[Data records]
+ + +
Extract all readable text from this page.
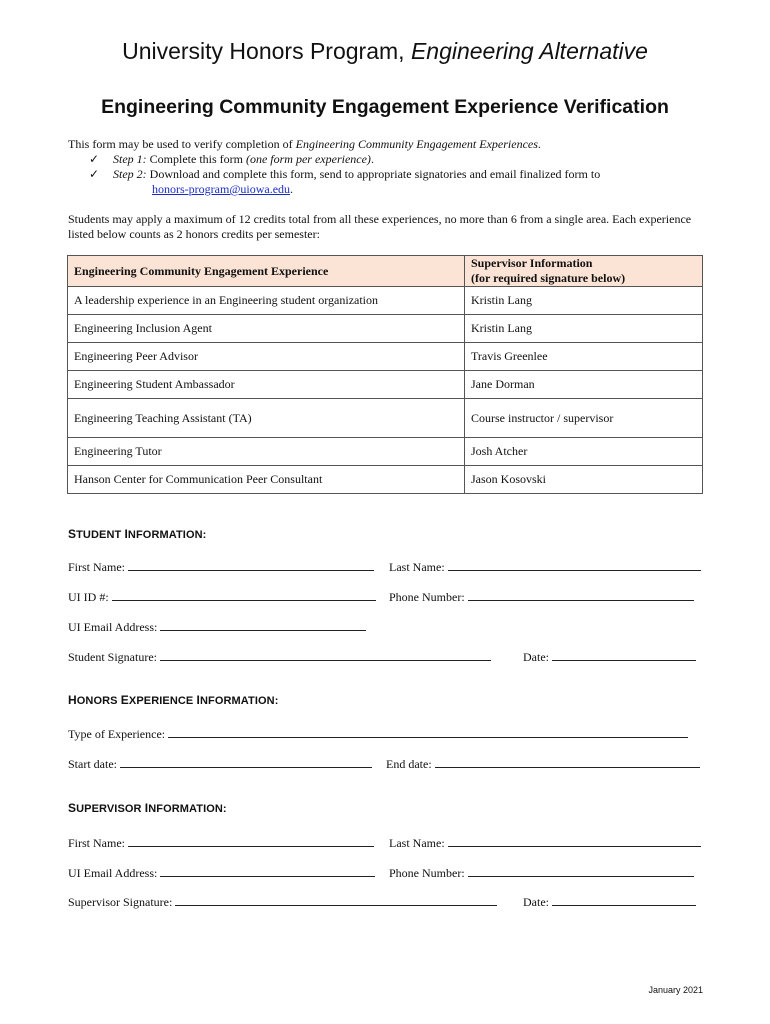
University Honors Program, Engineering Alternative
Engineering Community Engagement Experience Verification
This form may be used to verify completion of Engineering Community Engagement Experiences.
✓ Step 1: Complete this form (one form per experience).
✓ Step 2: Download and complete this form, send to appropriate signatories and email finalized form to
honors-program@uiowa.edu.
Students may apply a maximum of 12 credits total from all these experiences, no more than 6 from a single area. Each experience listed below counts as 2 honors credits per semester:
Engineering Community Engagement Experience	Supervisor Information
(for required signature below)

A leadership experience in an Engineering student organization	Kristin Lang
Engineering Inclusion Agent	Kristin Lang
Engineering Peer Advisor	Travis Greenlee
Engineering Student Ambassador	Jane Dorman
Engineering Teaching Assistant (TA)	Course instructor / supervisor
Engineering Tutor	Josh Atcher
Hanson Center for Communication Peer Consultant	Jason Kosovski
STUDENT INFORMATION:
First Name:	Last Name:
UI ID #:	Phone Number:
UI Email Address:
Student Signature:	Date:
HONORS EXPERIENCE INFORMATION:
Type of Experience:
Start date:	End date:
SUPERVISOR INFORMATION:
First Name:	Last Name:
UI Email Address:	Phone Number:
Supervisor Signature:	Date:
January 2021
+ + +
• SHORT EXERCISE
Retype every record above exactly as written, but leave out the pictures.

• EXERCISE ANSWER
Extract all readable text from this page.
University Honors Program, Engineering Alternative
Engineering Community Engagement Experience Verification
This form may be used to verify completion of Engineering Community Engagement Experiences.
✓ Step 1: Complete this form (one form per experience).
✓ Step 2: Download and complete this form, send to appropriate signatories and email finalized form to
honors-program@uiowa.edu.
Students may apply a maximum of 12 credits total from all these experiences, no more than 6 from a single area. Each experience listed below counts as 2 honors credits per semester:
Engineering Community Engagement Experience	Supervisor Information
(for required signature below)

A leadership experience in an Engineering student organization	Kristin Lang
Engineering Inclusion Agent	Kristin Lang
Engineering Peer Advisor	Travis Greenlee
Engineering Student Ambassador	Jane Dorman
Engineering Teaching Assistant (TA)	Course instructor / supervisor
Engineering Tutor	Josh Atcher
Hanson Center for Communication Peer Consultant	Jason Kosovski
STUDENT INFORMATION:
First Name:	Last Name:
UI ID #:	Phone Number:
UI Email Address:
Student Signature:	Date:
HONORS EXPERIENCE INFORMATION:
Type of Experience:
Start date:	End date:
SUPERVISOR INFORMATION:
First Name:	Last Name:
UI Email Address:	Phone Number:
Supervisor Signature:	Date:
January 2021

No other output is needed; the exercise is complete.